_Task prompt_: Switch every "interactable" in the entries below to "clickable", then write out all of their lines again with nothing else changed.

_Exercise inputs_:
┌────────

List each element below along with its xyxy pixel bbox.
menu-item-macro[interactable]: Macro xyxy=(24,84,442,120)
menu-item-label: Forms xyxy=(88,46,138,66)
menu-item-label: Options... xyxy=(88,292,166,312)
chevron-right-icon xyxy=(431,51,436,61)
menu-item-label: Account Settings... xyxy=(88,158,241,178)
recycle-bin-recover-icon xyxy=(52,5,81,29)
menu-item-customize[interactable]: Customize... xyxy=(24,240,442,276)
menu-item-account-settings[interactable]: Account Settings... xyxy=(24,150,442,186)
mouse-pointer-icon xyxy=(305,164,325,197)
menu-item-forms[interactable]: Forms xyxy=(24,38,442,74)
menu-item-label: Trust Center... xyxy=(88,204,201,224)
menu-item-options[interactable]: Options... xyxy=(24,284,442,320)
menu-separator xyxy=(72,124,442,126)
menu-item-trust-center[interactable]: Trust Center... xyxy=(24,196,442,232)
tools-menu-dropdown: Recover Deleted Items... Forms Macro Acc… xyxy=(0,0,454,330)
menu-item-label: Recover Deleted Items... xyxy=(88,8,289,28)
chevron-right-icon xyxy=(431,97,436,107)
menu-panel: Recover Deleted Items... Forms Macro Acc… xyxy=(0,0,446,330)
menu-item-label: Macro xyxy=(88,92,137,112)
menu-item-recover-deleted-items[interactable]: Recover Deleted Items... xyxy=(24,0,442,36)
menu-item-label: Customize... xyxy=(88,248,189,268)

└────────

_The result_:
List each element below along with its xyxy pixel bbox.
menu-item-macro[clickable]: Macro xyxy=(24,84,442,120)
menu-item-label: Forms xyxy=(88,46,138,66)
menu-item-label: Options... xyxy=(88,292,166,312)
chevron-right-icon xyxy=(431,51,436,61)
menu-item-label: Account Settings... xyxy=(88,158,241,178)
recycle-bin-recover-icon xyxy=(52,5,81,29)
menu-item-customize[clickable]: Customize... xyxy=(24,240,442,276)
menu-item-account-settings[clickable]: Account Settings... xyxy=(24,150,442,186)
mouse-pointer-icon xyxy=(305,164,325,197)
menu-item-forms[clickable]: Forms xyxy=(24,38,442,74)
menu-item-label: Trust Center... xyxy=(88,204,201,224)
menu-item-options[clickable]: Options... xyxy=(24,284,442,320)
menu-separator xyxy=(72,124,442,126)
menu-item-trust-center[clickable]: Trust Center... xyxy=(24,196,442,232)
tools-menu-dropdown: Recover Deleted Items... Forms Macro Acc… xyxy=(0,0,454,330)
menu-item-label: Recover Deleted Items... xyxy=(88,8,289,28)
chevron-right-icon xyxy=(431,97,436,107)
menu-panel: Recover Deleted Items... Forms Macro Acc… xyxy=(0,0,446,330)
menu-item-label: Macro xyxy=(88,92,137,112)
menu-item-recover-deleted-items[clickable]: Recover Deleted Items... xyxy=(24,0,442,36)
menu-item-label: Customize... xyxy=(88,248,189,268)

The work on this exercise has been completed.